Reproduce all of the records exactly.

.....

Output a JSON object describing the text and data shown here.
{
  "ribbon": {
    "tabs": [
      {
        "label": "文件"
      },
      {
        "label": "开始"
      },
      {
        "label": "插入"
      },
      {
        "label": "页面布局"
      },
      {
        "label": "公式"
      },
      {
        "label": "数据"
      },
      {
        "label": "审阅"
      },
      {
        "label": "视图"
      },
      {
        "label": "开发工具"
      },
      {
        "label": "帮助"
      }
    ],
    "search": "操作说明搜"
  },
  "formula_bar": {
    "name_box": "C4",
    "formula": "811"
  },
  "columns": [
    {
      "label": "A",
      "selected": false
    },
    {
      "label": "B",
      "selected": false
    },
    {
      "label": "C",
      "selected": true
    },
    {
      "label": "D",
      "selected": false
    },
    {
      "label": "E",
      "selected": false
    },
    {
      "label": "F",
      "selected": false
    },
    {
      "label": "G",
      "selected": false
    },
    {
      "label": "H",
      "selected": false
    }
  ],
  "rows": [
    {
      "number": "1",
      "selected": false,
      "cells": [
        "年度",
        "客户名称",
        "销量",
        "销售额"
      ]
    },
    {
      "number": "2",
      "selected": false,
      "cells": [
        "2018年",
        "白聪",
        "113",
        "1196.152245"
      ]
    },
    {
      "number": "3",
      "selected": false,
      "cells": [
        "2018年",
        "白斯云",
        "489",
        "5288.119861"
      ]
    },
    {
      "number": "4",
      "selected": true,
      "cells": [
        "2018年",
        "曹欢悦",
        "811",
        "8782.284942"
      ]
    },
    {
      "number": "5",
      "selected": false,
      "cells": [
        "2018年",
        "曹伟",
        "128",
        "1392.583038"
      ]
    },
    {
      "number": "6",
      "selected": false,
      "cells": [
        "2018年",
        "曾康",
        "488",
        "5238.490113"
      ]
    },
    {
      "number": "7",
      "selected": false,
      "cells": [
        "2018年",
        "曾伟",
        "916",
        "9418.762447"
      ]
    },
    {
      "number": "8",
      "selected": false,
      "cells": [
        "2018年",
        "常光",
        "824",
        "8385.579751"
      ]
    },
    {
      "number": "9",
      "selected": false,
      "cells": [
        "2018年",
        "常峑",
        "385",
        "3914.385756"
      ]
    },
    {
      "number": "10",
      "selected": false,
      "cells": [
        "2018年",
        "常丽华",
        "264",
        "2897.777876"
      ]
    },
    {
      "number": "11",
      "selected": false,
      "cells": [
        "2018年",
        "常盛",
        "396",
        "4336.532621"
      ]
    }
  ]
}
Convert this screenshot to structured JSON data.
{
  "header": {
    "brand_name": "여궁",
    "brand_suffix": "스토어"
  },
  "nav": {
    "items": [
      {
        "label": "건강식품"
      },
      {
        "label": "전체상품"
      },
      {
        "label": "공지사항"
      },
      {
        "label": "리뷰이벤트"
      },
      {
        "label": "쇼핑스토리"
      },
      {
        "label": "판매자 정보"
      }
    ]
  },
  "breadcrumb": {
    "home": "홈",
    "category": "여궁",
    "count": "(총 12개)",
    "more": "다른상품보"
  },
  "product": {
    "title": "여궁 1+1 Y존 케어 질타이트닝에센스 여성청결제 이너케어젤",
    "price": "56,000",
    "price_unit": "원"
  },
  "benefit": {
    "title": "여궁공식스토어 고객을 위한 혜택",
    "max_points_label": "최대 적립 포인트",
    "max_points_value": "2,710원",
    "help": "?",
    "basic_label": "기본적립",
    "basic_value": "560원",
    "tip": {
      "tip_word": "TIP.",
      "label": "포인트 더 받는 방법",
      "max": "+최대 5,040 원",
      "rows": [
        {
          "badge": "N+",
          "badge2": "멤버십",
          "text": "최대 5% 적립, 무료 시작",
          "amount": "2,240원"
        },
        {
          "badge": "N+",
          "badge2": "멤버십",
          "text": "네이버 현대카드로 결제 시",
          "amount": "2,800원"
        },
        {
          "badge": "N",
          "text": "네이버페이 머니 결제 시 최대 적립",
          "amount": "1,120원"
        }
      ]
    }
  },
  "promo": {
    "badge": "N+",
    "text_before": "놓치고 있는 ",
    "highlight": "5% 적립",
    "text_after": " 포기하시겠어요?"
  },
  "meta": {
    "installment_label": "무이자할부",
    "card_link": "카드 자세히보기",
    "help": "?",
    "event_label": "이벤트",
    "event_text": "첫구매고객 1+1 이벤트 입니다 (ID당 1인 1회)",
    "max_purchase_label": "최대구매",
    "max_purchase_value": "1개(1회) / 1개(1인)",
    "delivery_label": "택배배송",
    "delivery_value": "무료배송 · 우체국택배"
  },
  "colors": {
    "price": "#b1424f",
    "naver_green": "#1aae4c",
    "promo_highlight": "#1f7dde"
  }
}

.....

## [Correct response]
Output a JSON object describing the text and data shown here.
{
  "ribbon": {
    "tabs": [
      {
        "label": "文件"
      },
      {
        "label": "开始"
      },
      {
        "label": "插入"
      },
      {
        "label": "页面布局"
      },
      {
        "label": "公式"
      },
      {
        "label": "数据"
      },
      {
        "label": "审阅"
      },
      {
        "label": "视图"
      },
      {
        "label": "开发工具"
      },
      {
        "label": "帮助"
      }
    ],
    "search": "操作说明搜"
  },
  "formula_bar": {
    "name_box": "C4",
    "formula": "811"
  },
  "columns": [
    {
      "label": "A",
      "selected": false
    },
    {
      "label": "B",
      "selected": false
    },
    {
      "label": "C",
      "selected": true
    },
    {
      "label": "D",
      "selected": false
    },
    {
      "label": "E",
      "selected": false
    },
    {
      "label": "F",
      "selected": false
    },
    {
      "label": "G",
      "selected": false
    },
    {
      "label": "H",
      "selected": false
    }
  ],
  "rows": [
    {
      "number": "1",
      "selected": false,
      "cells": [
        "年度",
        "客户名称",
        "销量",
        "销售额"
      ]
    },
    {
      "number": "2",
      "selected": false,
      "cells": [
        "2018年",
        "白聪",
        "113",
        "1196.152245"
      ]
    },
    {
      "number": "3",
      "selected": false,
      "cells": [
        "2018年",
        "白斯云",
        "489",
        "5288.119861"
      ]
    },
    {
      "number": "4",
      "selected": true,
      "cells": [
        "2018年",
        "曹欢悦",
        "811",
        "8782.284942"
      ]
    },
    {
      "number": "5",
      "selected": false,
      "cells": [
        "2018年",
        "曹伟",
        "128",
        "1392.583038"
      ]
    },
    {
      "number": "6",
      "selected": false,
      "cells": [
        "2018年",
        "曾康",
        "488",
        "5238.490113"
      ]
    },
    {
      "number": "7",
      "selected": false,
      "cells": [
        "2018年",
        "曾伟",
        "916",
        "9418.762447"
      ]
    },
    {
      "number": "8",
      "selected": false,
      "cells": [
        "2018年",
        "常光",
        "824",
        "8385.579751"
      ]
    },
    {
      "number": "9",
      "selected": false,
      "cells": [
        "2018年",
        "常峑",
        "385",
        "3914.385756"
      ]
    },
    {
      "number": "10",
      "selected": false,
      "cells": [
        "2018年",
        "常丽华",
        "264",
        "2897.777876"
      ]
    },
    {
      "number": "11",
      "selected": false,
      "cells": [
        "2018年",
        "常盛",
        "396",
        "4336.532621"
      ]
    }
  ]
}
Convert this screenshot to structured JSON data.
{
  "header": {
    "brand_name": "여궁",
    "brand_suffix": "스토어"
  },
  "nav": {
    "items": [
      {
        "label": "건강식품"
      },
      {
        "label": "전체상품"
      },
      {
        "label": "공지사항"
      },
      {
        "label": "리뷰이벤트"
      },
      {
        "label": "쇼핑스토리"
      },
      {
        "label": "판매자 정보"
      }
    ]
  },
  "breadcrumb": {
    "home": "홈",
    "category": "여궁",
    "count": "(총 12개)",
    "more": "다른상품보"
  },
  "product": {
    "title": "여궁 1+1 Y존 케어 질타이트닝에센스 여성청결제 이너케어젤",
    "price": "56,000",
    "price_unit": "원"
  },
  "benefit": {
    "title": "여궁공식스토어 고객을 위한 혜택",
    "max_points_label": "최대 적립 포인트",
    "max_points_value": "2,710원",
    "help": "?",
    "basic_label": "기본적립",
    "basic_value": "560원",
    "tip": {
      "tip_word": "TIP.",
      "label": "포인트 더 받는 방법",
      "max": "+최대 5,040 원",
      "rows": [
        {
          "badge": "N+",
          "badge2": "멤버십",
          "text": "최대 5% 적립, 무료 시작",
          "amount": "2,240원"
        },
        {
          "badge": "N+",
          "badge2": "멤버십",
          "text": "네이버 현대카드로 결제 시",
          "amount": "2,800원"
        },
        {
          "badge": "N",
          "text": "네이버페이 머니 결제 시 최대 적립",
          "amount": "1,120원"
        }
      ]
    }
  },
  "promo": {
    "badge": "N+",
    "text_before": "놓치고 있는 ",
    "highlight": "5% 적립",
    "text_after": " 포기하시겠어요?"
  },
  "meta": {
    "installment_label": "무이자할부",
    "card_link": "카드 자세히보기",
    "help": "?",
    "event_label": "이벤트",
    "event_text": "첫구매고객 1+1 이벤트 입니다 (ID당 1인 1회)",
    "max_purchase_label": "최대구매",
    "max_purchase_value": "1개(1회) / 1개(1인)",
    "delivery_label": "택배배송",
    "delivery_value": "무료배송 · 우체국택배"
  },
  "colors": {
    "price": "#b1424f",
    "naver_green": "#1aae4c",
    "promo_highlight": "#1f7dde"
  }
}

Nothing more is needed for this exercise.